- Directions for this task
Please print the full listing exactly.

[Extracted data entries]
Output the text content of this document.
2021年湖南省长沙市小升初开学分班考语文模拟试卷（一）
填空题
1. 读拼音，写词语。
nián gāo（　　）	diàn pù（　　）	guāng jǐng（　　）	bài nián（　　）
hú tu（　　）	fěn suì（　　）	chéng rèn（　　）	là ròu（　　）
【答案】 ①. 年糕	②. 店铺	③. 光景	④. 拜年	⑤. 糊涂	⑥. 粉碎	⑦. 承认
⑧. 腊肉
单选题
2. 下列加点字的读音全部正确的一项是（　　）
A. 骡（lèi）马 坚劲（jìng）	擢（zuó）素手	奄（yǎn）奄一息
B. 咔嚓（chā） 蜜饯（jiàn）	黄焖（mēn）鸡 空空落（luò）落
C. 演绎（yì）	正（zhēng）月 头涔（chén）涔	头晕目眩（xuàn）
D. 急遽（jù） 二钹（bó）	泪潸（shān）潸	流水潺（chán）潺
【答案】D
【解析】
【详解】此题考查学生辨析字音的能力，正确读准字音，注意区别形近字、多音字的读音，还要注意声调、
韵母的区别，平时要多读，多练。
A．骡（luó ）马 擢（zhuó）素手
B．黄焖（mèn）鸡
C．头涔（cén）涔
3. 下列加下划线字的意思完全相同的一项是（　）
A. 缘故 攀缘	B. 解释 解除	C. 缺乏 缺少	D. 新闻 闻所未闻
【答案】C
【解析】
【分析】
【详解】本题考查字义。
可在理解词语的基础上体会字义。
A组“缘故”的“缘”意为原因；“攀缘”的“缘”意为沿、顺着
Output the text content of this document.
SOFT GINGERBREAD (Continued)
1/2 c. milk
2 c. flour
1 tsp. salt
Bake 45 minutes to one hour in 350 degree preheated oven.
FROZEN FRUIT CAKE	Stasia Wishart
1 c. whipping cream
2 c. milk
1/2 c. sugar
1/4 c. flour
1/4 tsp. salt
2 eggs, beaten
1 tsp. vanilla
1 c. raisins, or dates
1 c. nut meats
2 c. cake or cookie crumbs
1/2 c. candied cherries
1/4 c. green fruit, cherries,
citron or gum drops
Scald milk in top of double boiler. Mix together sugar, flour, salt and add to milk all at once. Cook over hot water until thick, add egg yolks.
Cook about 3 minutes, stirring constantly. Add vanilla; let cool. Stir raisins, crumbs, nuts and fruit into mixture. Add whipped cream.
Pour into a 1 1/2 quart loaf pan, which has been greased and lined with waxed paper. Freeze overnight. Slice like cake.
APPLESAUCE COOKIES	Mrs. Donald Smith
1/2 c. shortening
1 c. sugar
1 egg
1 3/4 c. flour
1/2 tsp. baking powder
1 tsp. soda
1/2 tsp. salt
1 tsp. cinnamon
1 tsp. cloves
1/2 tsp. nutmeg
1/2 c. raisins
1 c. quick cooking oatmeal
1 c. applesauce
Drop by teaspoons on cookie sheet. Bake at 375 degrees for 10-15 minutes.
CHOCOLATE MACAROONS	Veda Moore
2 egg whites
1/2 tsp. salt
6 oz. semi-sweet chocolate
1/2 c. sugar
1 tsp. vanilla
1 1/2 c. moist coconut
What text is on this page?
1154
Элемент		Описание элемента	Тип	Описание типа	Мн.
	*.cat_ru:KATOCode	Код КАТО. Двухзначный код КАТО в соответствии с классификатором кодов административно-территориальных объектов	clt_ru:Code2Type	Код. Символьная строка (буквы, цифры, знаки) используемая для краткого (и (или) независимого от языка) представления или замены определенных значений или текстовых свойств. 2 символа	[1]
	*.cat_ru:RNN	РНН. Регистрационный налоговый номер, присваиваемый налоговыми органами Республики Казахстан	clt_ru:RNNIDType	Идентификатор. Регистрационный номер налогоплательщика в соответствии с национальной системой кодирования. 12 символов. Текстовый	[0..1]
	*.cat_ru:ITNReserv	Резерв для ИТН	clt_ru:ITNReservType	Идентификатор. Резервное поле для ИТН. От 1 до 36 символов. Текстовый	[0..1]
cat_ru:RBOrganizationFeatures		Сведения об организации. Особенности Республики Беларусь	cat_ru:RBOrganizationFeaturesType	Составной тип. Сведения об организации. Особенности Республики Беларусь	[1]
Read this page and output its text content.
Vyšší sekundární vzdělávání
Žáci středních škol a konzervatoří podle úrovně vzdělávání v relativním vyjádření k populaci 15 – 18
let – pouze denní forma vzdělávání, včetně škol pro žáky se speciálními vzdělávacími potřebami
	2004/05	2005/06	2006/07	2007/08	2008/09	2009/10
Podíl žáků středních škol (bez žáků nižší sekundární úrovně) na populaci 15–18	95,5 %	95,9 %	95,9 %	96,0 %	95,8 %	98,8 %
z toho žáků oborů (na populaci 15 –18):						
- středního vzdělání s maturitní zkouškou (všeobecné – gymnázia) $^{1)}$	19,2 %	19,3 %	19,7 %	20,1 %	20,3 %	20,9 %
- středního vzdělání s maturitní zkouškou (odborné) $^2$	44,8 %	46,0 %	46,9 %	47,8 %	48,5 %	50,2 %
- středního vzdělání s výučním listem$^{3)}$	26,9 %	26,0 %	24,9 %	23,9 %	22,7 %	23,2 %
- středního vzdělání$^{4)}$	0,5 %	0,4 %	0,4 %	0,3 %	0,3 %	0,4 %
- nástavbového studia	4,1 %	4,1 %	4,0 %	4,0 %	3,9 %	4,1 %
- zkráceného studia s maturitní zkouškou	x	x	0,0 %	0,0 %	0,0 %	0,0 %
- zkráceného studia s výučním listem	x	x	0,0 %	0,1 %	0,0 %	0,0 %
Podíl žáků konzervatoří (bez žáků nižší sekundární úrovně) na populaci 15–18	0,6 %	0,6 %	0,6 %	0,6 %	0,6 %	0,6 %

- Response to the task
Output the text content of this document.
2021年湖南省长沙市小升初开学分班考语文模拟试卷（一）
填空题
1. 读拼音，写词语。
nián gāo（　　）	diàn pù（　　）	guāng jǐng（　　）	bài nián（　　）
hú tu（　　）	fěn suì（　　）	chéng rèn（　　）	là ròu（　　）
【答案】 ①. 年糕	②. 店铺	③. 光景	④. 拜年	⑤. 糊涂	⑥. 粉碎	⑦. 承认
⑧. 腊肉
单选题
2. 下列加点字的读音全部正确的一项是（　　）
A. 骡（lèi）马 坚劲（jìng）	擢（zuó）素手	奄（yǎn）奄一息
B. 咔嚓（chā） 蜜饯（jiàn）	黄焖（mēn）鸡 空空落（luò）落
C. 演绎（yì）	正（zhēng）月 头涔（chén）涔	头晕目眩（xuàn）
D. 急遽（jù） 二钹（bó）	泪潸（shān）潸	流水潺（chán）潺
【答案】D
【解析】
【详解】此题考查学生辨析字音的能力，正确读准字音，注意区别形近字、多音字的读音，还要注意声调、
韵母的区别，平时要多读，多练。
A．骡（luó ）马 擢（zhuó）素手
B．黄焖（mèn）鸡
C．头涔（cén）涔
3. 下列加下划线字的意思完全相同的一项是（　）
A. 缘故 攀缘	B. 解释 解除	C. 缺乏 缺少	D. 新闻 闻所未闻
【答案】C
【解析】
【分析】
【详解】本题考查字义。
可在理解词语的基础上体会字义。
A组“缘故”的“缘”意为原因；“攀缘”的“缘”意为沿、顺着
Output the text content of this document.
SOFT GINGERBREAD (Continued)
1/2 c. milk
2 c. flour
1 tsp. salt
Bake 45 minutes to one hour in 350 degree preheated oven.
FROZEN FRUIT CAKE	Stasia Wishart
1 c. whipping cream
2 c. milk
1/2 c. sugar
1/4 c. flour
1/4 tsp. salt
2 eggs, beaten
1 tsp. vanilla
1 c. raisins, or dates
1 c. nut meats
2 c. cake or cookie crumbs
1/2 c. candied cherries
1/4 c. green fruit, cherries,
citron or gum drops
Scald milk in top of double boiler. Mix together sugar, flour, salt and add to milk all at once. Cook over hot water until thick, add egg yolks.
Cook about 3 minutes, stirring constantly. Add vanilla; let cool. Stir raisins, crumbs, nuts and fruit into mixture. Add whipped cream.
Pour into a 1 1/2 quart loaf pan, which has been greased and lined with waxed paper. Freeze overnight. Slice like cake.
APPLESAUCE COOKIES	Mrs. Donald Smith
1/2 c. shortening
1 c. sugar
1 egg
1 3/4 c. flour
1/2 tsp. baking powder
1 tsp. soda
1/2 tsp. salt
1 tsp. cinnamon
1 tsp. cloves
1/2 tsp. nutmeg
1/2 c. raisins
1 c. quick cooking oatmeal
1 c. applesauce
Drop by teaspoons on cookie sheet. Bake at 375 degrees for 10-15 minutes.
CHOCOLATE MACAROONS	Veda Moore
2 egg whites
1/2 tsp. salt
6 oz. semi-sweet chocolate
1/2 c. sugar
1 tsp. vanilla
1 1/2 c. moist coconut
What text is on this page?
1154
Элемент		Описание элемента	Тип	Описание типа	Мн.
	*.cat_ru:KATOCode	Код КАТО. Двухзначный код КАТО в соответствии с классификатором кодов административно-территориальных объектов	clt_ru:Code2Type	Код. Символьная строка (буквы, цифры, знаки) используемая для краткого (и (или) независимого от языка) представления или замены определенных значений или текстовых свойств. 2 символа	[1]
	*.cat_ru:RNN	РНН. Регистрационный налоговый номер, присваиваемый налоговыми органами Республики Казахстан	clt_ru:RNNIDType	Идентификатор. Регистрационный номер налогоплательщика в соответствии с национальной системой кодирования. 12 символов. Текстовый	[0..1]
	*.cat_ru:ITNReserv	Резерв для ИТН	clt_ru:ITNReservType	Идентификатор. Резервное поле для ИТН. От 1 до 36 символов. Текстовый	[0..1]
cat_ru:RBOrganizationFeatures		Сведения об организации. Особенности Республики Беларусь	cat_ru:RBOrganizationFeaturesType	Составной тип. Сведения об организации. Особенности Республики Беларусь	[1]
Read this page and output its text content.
Vyšší sekundární vzdělávání
Žáci středních škol a konzervatoří podle úrovně vzdělávání v relativním vyjádření k populaci 15 – 18
let – pouze denní forma vzdělávání, včetně škol pro žáky se speciálními vzdělávacími potřebami
	2004/05	2005/06	2006/07	2007/08	2008/09	2009/10
Podíl žáků středních škol (bez žáků nižší sekundární úrovně) na populaci 15–18	95,5 %	95,9 %	95,9 %	96,0 %	95,8 %	98,8 %
z toho žáků oborů (na populaci 15 –18):						
- středního vzdělání s maturitní zkouškou (všeobecné – gymnázia) $^{1)}$	19,2 %	19,3 %	19,7 %	20,1 %	20,3 %	20,9 %
- středního vzdělání s maturitní zkouškou (odborné) $^2$	44,8 %	46,0 %	46,9 %	47,8 %	48,5 %	50,2 %
- středního vzdělání s výučním listem$^{3)}$	26,9 %	26,0 %	24,9 %	23,9 %	22,7 %	23,2 %
- středního vzdělání$^{4)}$	0,5 %	0,4 %	0,4 %	0,3 %	0,3 %	0,4 %
- nástavbového studia	4,1 %	4,1 %	4,0 %	4,0 %	3,9 %	4,1 %
- zkráceného studia s maturitní zkouškou	x	x	0,0 %	0,0 %	0,0 %	0,0 %
- zkráceného studia s výučním listem	x	x	0,0 %	0,1 %	0,0 %	0,0 %
Podíl žáků konzervatoří (bez žáků nižší sekundární úrovně) na populaci 15–18	0,6 %	0,6 %	0,6 %	0,6 %	0,6 %	0,6 %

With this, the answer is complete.